Pull every line that holds the word "JSON" from the entries.
---------------
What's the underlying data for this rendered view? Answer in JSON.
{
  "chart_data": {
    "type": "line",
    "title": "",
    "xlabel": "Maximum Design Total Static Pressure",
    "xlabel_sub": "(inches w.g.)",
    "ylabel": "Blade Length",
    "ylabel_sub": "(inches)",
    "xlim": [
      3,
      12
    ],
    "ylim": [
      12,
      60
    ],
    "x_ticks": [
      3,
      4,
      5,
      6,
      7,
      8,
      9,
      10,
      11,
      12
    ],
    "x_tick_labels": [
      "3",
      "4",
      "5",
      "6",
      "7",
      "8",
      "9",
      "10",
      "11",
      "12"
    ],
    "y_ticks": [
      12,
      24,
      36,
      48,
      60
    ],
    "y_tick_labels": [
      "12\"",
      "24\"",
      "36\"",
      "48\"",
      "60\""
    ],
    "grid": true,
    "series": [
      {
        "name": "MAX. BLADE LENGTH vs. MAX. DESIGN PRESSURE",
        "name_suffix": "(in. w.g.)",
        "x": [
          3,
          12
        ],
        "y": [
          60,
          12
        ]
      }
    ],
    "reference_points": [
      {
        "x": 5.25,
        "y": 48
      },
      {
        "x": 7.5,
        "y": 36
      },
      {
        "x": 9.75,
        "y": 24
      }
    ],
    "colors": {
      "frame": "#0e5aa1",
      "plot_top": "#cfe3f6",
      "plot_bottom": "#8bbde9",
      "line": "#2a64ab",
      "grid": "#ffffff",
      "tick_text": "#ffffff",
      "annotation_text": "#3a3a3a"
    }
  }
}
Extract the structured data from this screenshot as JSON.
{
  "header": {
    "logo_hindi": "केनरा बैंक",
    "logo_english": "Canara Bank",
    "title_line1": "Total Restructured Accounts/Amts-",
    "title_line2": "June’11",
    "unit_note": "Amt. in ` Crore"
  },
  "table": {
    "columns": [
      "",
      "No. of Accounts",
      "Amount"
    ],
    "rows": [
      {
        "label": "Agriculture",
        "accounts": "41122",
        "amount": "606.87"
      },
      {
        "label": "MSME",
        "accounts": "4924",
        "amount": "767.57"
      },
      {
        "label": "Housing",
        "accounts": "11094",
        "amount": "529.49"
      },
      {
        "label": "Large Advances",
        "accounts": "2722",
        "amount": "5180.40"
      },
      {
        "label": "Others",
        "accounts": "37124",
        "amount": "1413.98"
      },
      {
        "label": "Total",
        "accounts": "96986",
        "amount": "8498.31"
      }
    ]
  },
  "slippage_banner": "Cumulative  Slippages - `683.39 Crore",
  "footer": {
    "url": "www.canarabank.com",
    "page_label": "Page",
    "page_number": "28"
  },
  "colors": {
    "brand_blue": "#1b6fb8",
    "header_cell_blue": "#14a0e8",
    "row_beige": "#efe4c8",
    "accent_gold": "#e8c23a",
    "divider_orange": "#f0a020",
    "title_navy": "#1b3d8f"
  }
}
---------------
** Exercise solution **
What's the underlying data for this rendered view? Answer in JSON.
Extract the structured data from this screenshot as JSON.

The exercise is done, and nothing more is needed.